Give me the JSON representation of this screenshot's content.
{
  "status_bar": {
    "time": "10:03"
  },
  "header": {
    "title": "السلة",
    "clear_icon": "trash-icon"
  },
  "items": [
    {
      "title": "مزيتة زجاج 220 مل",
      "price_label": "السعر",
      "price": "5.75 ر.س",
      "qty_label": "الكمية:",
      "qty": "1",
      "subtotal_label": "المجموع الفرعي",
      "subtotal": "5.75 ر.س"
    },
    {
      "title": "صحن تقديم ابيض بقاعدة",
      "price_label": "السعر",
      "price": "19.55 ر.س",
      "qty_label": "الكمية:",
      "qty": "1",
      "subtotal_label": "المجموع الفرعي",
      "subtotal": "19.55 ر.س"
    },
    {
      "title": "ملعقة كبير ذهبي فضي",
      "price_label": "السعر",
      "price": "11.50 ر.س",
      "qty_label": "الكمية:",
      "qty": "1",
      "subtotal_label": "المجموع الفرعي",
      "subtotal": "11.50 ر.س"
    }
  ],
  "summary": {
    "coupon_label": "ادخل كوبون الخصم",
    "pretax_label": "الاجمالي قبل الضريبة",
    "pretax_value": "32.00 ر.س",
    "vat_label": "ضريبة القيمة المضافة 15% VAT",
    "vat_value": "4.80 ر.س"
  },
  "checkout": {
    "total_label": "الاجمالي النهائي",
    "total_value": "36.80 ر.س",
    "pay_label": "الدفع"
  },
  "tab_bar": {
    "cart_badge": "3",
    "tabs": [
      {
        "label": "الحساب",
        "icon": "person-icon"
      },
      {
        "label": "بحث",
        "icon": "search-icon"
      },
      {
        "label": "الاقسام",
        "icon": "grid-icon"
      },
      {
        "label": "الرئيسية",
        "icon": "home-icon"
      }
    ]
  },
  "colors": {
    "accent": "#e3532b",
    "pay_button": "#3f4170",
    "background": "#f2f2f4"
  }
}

--

[Given problem] Find each line with the string "title" and copy it out.

[Solution to this task]
    "title": "السلة",
      "title": "مزيتة زجاج 220 مل",
      "title": "صحن تقديم ابيض بقاعدة",
      "title": "ملعقة كبير ذهبي فضي",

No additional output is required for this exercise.